● **REQUEST**: Pictures stay out of the copy; restate everything else in the material exactly.

● **DATA SUPPLIED**:

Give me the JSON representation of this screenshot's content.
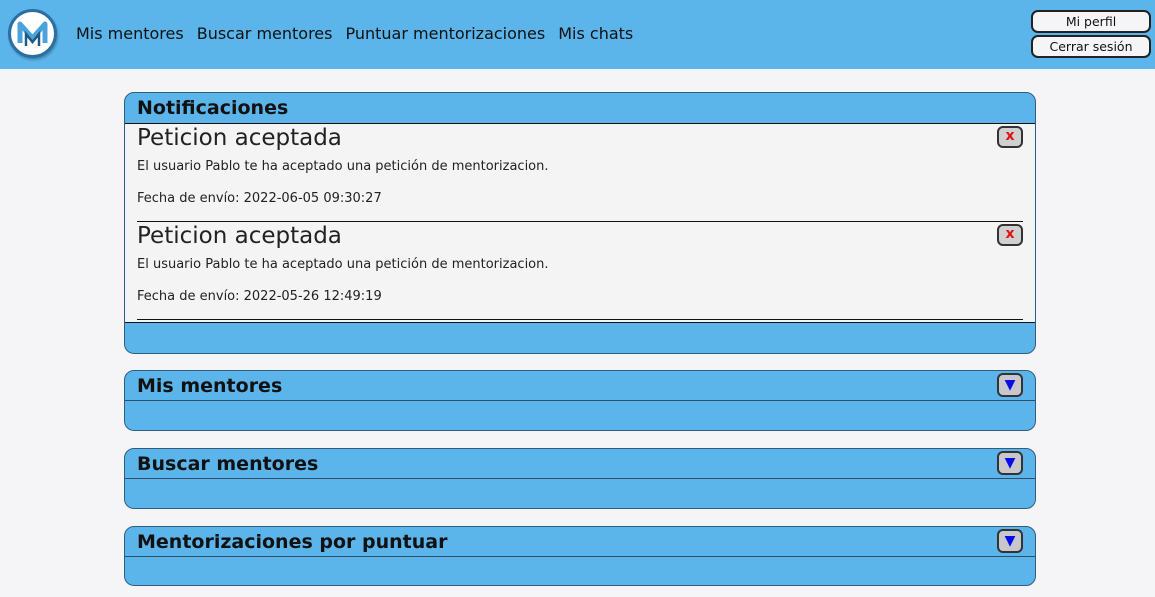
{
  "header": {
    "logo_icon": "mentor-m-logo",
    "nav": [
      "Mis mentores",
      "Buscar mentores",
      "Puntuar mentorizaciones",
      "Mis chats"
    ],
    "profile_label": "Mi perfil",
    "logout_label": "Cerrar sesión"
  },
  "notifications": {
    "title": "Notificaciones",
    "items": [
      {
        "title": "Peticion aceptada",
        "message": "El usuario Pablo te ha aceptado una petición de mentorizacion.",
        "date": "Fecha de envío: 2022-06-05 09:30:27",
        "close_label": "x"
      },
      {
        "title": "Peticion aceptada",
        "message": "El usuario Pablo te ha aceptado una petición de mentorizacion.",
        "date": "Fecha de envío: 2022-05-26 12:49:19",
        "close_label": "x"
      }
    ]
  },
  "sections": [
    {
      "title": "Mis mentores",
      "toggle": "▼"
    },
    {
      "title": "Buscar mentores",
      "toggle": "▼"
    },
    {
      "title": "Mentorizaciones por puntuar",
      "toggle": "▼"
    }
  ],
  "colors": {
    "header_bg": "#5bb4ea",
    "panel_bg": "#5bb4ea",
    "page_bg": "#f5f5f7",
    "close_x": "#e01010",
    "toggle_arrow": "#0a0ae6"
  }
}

● **WRITTEN RESPONSE**:
Give me the JSON representation of this screenshot's content.
{
  "header": {
    "logo_icon": "mentor-m-logo",
    "nav": [
      "Mis mentores",
      "Buscar mentores",
      "Puntuar mentorizaciones",
      "Mis chats"
    ],
    "profile_label": "Mi perfil",
    "logout_label": "Cerrar sesión"
  },
  "notifications": {
    "title": "Notificaciones",
    "items": [
      {
        "title": "Peticion aceptada",
        "message": "El usuario Pablo te ha aceptado una petición de mentorizacion.",
        "date": "Fecha de envío: 2022-06-05 09:30:27",
        "close_label": "x"
      },
      {
        "title": "Peticion aceptada",
        "message": "El usuario Pablo te ha aceptado una petición de mentorizacion.",
        "date": "Fecha de envío: 2022-05-26 12:49:19",
        "close_label": "x"
      }
    ]
  },
  "sections": [
    {
      "title": "Mis mentores",
      "toggle": "▼"
    },
    {
      "title": "Buscar mentores",
      "toggle": "▼"
    },
    {
      "title": "Mentorizaciones por puntuar",
      "toggle": "▼"
    }
  ],
  "colors": {
    "header_bg": "#5bb4ea",
    "panel_bg": "#5bb4ea",
    "page_bg": "#f5f5f7",
    "close_x": "#e01010",
    "toggle_arrow": "#0a0ae6"
  }
}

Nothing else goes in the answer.